SUPPLIED INFORMATION |
* * *

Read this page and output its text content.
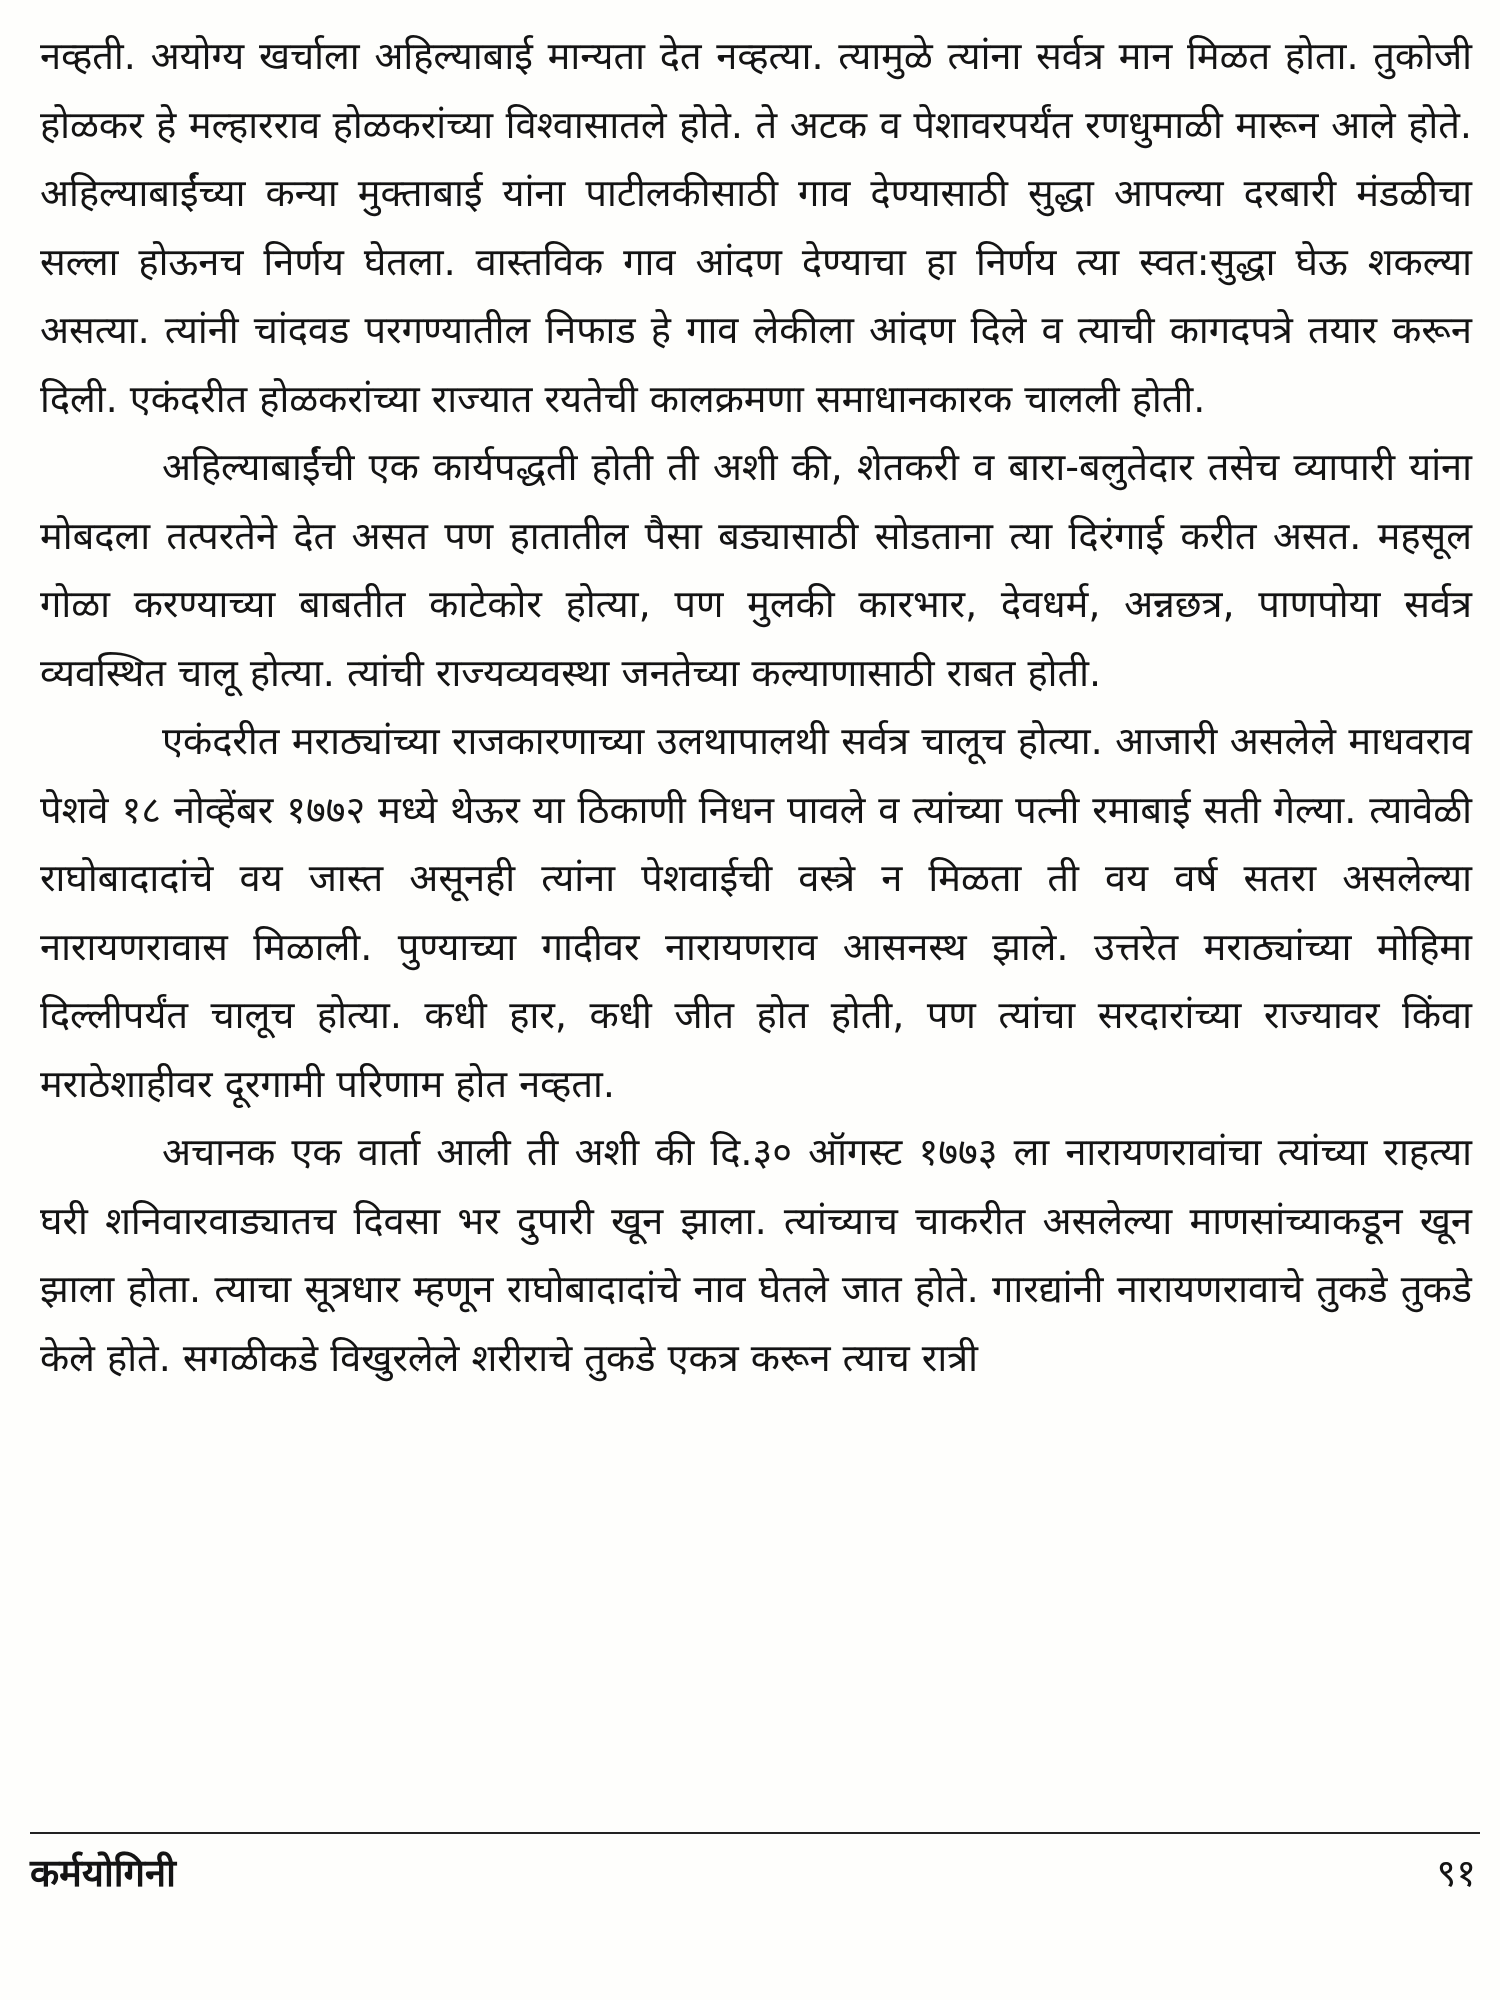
नव्हती. अयोग्य खर्चाला अहिल्याबाई मान्यता देत नव्हत्या. त्यामुळे त्यांना सर्वत्र मान मिळत होता. तुकोजी होळकर हे मल्हारराव होळकरांच्या विश्वासातले होते. ते अटक व पेशावरपर्यंत रणधुमाळी मारून आले होते. अहिल्याबाईंच्या कन्या मुक्ताबाई यांना पाटीलकीसाठी गाव देण्यासाठी सुद्धा आपल्या दरबारी मंडळीचा सल्ला होऊनच निर्णय घेतला. वास्तविक गाव आंदण देण्याचा हा निर्णय त्या स्वत:सुद्धा घेऊ शकल्या असत्या. त्यांनी चांदवड परगण्यातील निफाड हे गाव लेकीला आंदण दिले व त्याची कागदपत्रे तयार करून दिली. एकंदरीत होळकरांच्या राज्यात रयतेची कालक्रमणा समाधानकारक चालली होती.

अहिल्याबाईंची एक कार्यपद्धती होती ती अशी की, शेतकरी व बारा-बलुतेदार तसेच व्यापारी यांना मोबदला तत्परतेने देत असत पण हातातील पैसा बड्यासाठी सोडताना त्या दिरंगाई करीत असत. महसूल गोळा करण्याच्या बाबतीत काटेकोर होत्या, पण मुलकी कारभार, देवधर्म, अन्नछत्र, पाणपोया सर्वत्र व्यवस्थित चालू होत्या. त्यांची राज्यव्यवस्था जनतेच्या कल्याणासाठी राबत होती.

एकंदरीत मराठ्यांच्या राजकारणाच्या उलथापालथी सर्वत्र चालूच होत्या. आजारी असलेले माधवराव पेशवे १८ नोव्हेंबर १७७२ मध्ये थेऊर या ठिकाणी निधन पावले व त्यांच्या पत्नी रमाबाई सती गेल्या. त्यावेळी राघोबादादांचे वय जास्त असूनही त्यांना पेशवाईची वस्त्रे न मिळता ती वय वर्ष सतरा असलेल्या नारायणरावास मिळाली. पुण्याच्या गादीवर नारायणराव आसनस्थ झाले. उत्तरेत मराठ्यांच्या मोहिमा दिल्लीपर्यंत चालूच होत्या. कधी हार, कधी जीत होत होती, पण त्यांचा सरदारांच्या राज्यावर किंवा मराठेशाहीवर दूरगामी परिणाम होत नव्हता.

अचानक एक वार्ता आली ती अशी की दि.३० ऑगस्ट १७७३ ला नारायणरावांचा त्यांच्या राहत्या घरी शनिवारवाड्यातच दिवसा भर दुपारी खून झाला. त्यांच्याच चाकरीत असलेल्या माणसांच्याकडून खून झाला होता. त्याचा सूत्रधार म्हणून राघोबादादांचे नाव घेतले जात होते. गारद्यांनी नारायणरावाचे तुकडे तुकडे केले होते. सगळीकडे विखुरलेले शरीराचे तुकडे एकत्र करून त्याच रात्री

कर्मयोगिनी	९१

* * *

GIVEN EXERCISE | Repeat the data exactly, dropping every picture it holds.

RESULT FOR THIS TASK |
Read this page and output its text content.
नव्हती. अयोग्य खर्चाला अहिल्याबाई मान्यता देत नव्हत्या. त्यामुळे त्यांना सर्वत्र मान मिळत होता. तुकोजी होळकर हे मल्हारराव होळकरांच्या विश्वासातले होते. ते अटक व पेशावरपर्यंत रणधुमाळी मारून आले होते. अहिल्याबाईंच्या कन्या मुक्ताबाई यांना पाटीलकीसाठी गाव देण्यासाठी सुद्धा आपल्या दरबारी मंडळीचा सल्ला होऊनच निर्णय घेतला. वास्तविक गाव आंदण देण्याचा हा निर्णय त्या स्वत:सुद्धा घेऊ शकल्या असत्या. त्यांनी चांदवड परगण्यातील निफाड हे गाव लेकीला आंदण दिले व त्याची कागदपत्रे तयार करून दिली. एकंदरीत होळकरांच्या राज्यात रयतेची कालक्रमणा समाधानकारक चालली होती.

अहिल्याबाईंची एक कार्यपद्धती होती ती अशी की, शेतकरी व बारा-बलुतेदार तसेच व्यापारी यांना मोबदला तत्परतेने देत असत पण हातातील पैसा बड्यासाठी सोडताना त्या दिरंगाई करीत असत. महसूल गोळा करण्याच्या बाबतीत काटेकोर होत्या, पण मुलकी कारभार, देवधर्म, अन्नछत्र, पाणपोया सर्वत्र व्यवस्थित चालू होत्या. त्यांची राज्यव्यवस्था जनतेच्या कल्याणासाठी राबत होती.

एकंदरीत मराठ्यांच्या राजकारणाच्या उलथापालथी सर्वत्र चालूच होत्या. आजारी असलेले माधवराव पेशवे १८ नोव्हेंबर १७७२ मध्ये थेऊर या ठिकाणी निधन पावले व त्यांच्या पत्नी रमाबाई सती गेल्या. त्यावेळी राघोबादादांचे वय जास्त असूनही त्यांना पेशवाईची वस्त्रे न मिळता ती वय वर्ष सतरा असलेल्या नारायणरावास मिळाली. पुण्याच्या गादीवर नारायणराव आसनस्थ झाले. उत्तरेत मराठ्यांच्या मोहिमा दिल्लीपर्यंत चालूच होत्या. कधी हार, कधी जीत होत होती, पण त्यांचा सरदारांच्या राज्यावर किंवा मराठेशाहीवर दूरगामी परिणाम होत नव्हता.

अचानक एक वार्ता आली ती अशी की दि.३० ऑगस्ट १७७३ ला नारायणरावांचा त्यांच्या राहत्या घरी शनिवारवाड्यातच दिवसा भर दुपारी खून झाला. त्यांच्याच चाकरीत असलेल्या माणसांच्याकडून खून झाला होता. त्याचा सूत्रधार म्हणून राघोबादादांचे नाव घेतले जात होते. गारद्यांनी नारायणरावाचे तुकडे तुकडे केले होते. सगळीकडे विखुरलेले शरीराचे तुकडे एकत्र करून त्याच रात्री

कर्मयोगिनी	९१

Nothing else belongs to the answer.